Information shown:
──────────────────────────────

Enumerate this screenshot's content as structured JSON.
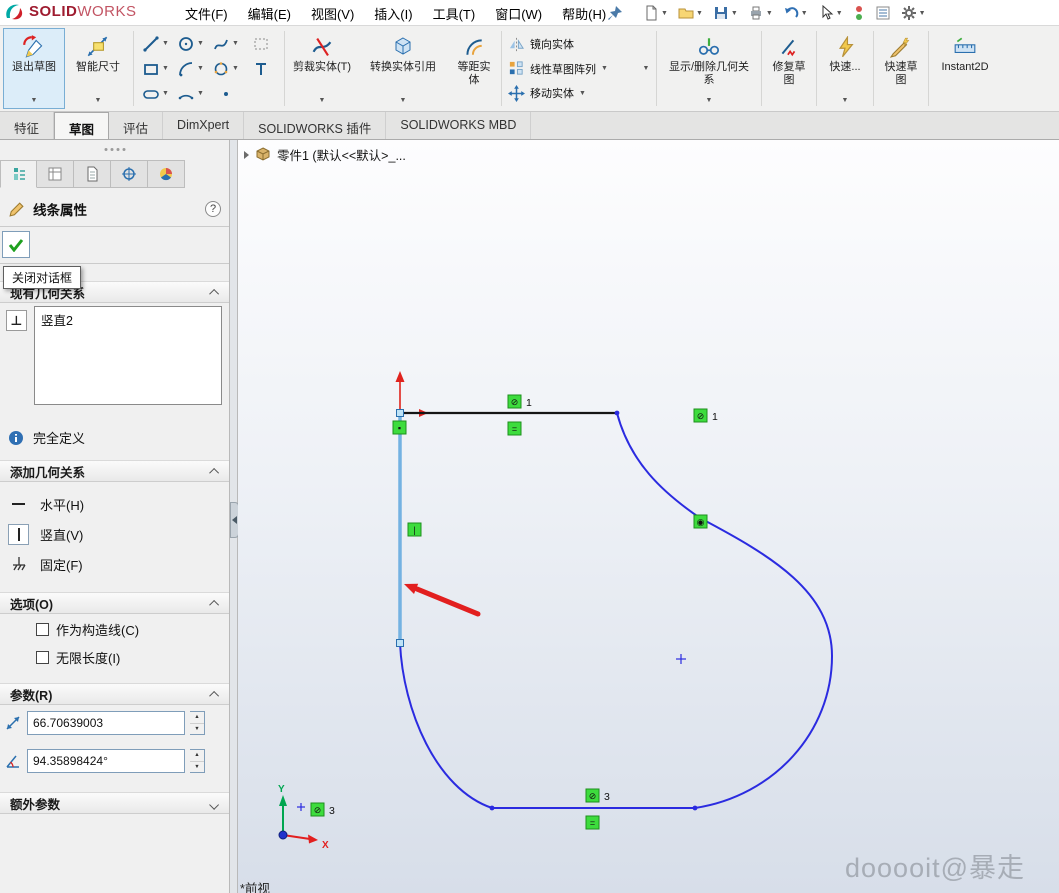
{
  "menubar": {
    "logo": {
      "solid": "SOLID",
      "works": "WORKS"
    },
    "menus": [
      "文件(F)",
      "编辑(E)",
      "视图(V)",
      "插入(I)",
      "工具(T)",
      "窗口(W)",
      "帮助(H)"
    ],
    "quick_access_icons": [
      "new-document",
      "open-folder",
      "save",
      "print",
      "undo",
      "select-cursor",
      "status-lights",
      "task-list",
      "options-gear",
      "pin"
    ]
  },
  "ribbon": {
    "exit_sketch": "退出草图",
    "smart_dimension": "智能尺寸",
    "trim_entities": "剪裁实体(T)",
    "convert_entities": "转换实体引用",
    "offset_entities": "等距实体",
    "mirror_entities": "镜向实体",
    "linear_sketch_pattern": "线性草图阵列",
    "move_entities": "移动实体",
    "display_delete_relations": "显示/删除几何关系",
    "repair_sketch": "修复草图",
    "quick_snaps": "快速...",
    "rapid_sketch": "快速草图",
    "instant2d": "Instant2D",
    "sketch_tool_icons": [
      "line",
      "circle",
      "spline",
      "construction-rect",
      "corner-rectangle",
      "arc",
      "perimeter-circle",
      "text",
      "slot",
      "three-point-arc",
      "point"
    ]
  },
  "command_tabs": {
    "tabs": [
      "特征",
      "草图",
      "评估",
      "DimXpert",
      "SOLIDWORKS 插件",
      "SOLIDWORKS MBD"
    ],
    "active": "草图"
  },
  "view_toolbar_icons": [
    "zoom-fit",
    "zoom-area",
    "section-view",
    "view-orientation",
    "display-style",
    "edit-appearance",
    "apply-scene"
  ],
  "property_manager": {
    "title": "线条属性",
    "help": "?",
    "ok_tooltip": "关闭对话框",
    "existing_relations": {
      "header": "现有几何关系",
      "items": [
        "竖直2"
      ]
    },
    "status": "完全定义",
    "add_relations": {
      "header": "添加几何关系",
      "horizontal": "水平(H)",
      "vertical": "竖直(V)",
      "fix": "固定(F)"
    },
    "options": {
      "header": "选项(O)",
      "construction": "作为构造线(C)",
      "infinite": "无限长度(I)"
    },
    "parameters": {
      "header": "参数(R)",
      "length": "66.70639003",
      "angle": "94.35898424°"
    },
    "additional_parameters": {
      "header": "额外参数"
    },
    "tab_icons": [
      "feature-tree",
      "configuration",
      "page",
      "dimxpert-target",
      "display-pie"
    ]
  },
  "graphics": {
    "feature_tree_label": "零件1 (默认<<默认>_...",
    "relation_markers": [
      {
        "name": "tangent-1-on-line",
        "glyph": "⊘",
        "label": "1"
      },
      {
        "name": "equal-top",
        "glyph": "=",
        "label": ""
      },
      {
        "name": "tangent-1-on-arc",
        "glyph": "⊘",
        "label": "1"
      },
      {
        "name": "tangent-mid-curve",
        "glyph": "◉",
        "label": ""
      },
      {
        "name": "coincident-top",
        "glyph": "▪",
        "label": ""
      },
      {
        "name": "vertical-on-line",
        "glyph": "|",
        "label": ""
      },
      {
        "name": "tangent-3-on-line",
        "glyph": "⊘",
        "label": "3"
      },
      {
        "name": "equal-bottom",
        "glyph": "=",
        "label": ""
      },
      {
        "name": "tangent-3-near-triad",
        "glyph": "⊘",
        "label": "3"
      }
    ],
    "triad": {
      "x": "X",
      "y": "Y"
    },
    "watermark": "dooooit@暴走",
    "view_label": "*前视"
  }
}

──────────────────────────────

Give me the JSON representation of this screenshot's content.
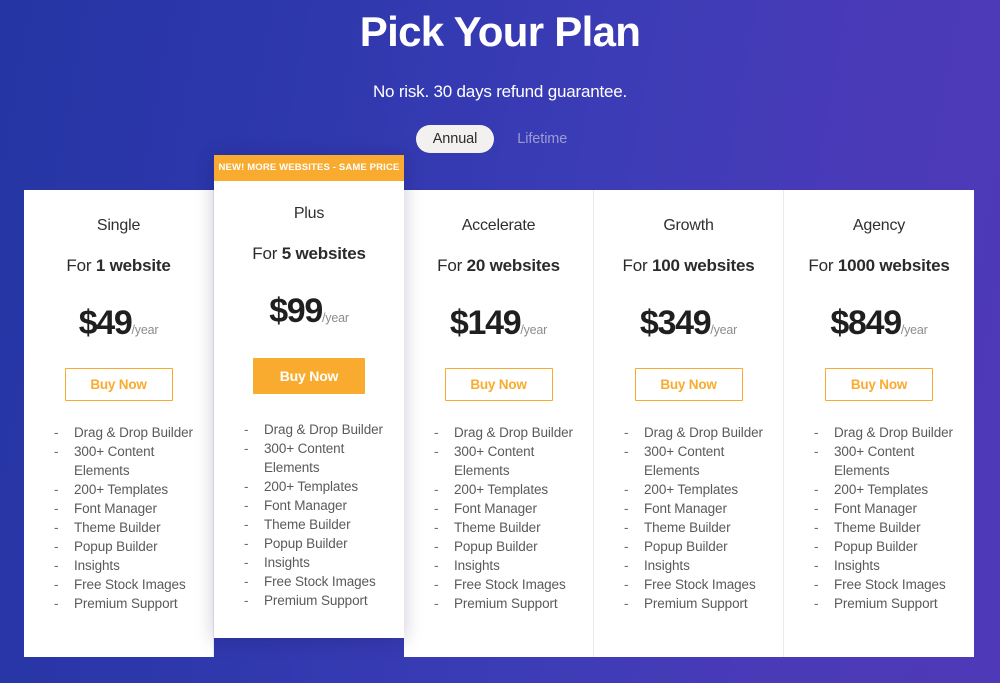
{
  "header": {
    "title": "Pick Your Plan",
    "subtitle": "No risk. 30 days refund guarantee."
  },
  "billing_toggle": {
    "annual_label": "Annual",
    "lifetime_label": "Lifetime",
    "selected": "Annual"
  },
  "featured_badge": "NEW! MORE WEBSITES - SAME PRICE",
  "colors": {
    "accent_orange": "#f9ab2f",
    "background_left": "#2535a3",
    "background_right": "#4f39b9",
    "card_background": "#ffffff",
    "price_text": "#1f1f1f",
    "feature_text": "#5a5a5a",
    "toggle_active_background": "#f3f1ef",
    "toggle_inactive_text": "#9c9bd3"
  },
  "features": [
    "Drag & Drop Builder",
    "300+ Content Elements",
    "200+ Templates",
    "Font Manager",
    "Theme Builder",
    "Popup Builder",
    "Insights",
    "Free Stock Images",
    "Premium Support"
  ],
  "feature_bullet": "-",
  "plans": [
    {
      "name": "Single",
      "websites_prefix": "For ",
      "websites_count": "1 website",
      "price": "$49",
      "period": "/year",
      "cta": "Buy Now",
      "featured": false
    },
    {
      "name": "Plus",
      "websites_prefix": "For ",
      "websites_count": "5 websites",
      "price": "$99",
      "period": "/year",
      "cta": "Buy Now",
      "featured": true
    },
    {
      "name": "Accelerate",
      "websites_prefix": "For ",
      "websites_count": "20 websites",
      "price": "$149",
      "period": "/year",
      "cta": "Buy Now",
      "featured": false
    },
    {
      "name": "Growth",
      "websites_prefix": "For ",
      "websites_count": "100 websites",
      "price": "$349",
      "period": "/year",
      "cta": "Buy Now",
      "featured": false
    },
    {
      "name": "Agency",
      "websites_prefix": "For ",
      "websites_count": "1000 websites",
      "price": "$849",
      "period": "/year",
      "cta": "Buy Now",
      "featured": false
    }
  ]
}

──────────────────────────────

Set problem:
Above are some records. Count the lines among them with the word "this", and answer with the number only.

Full answer:
2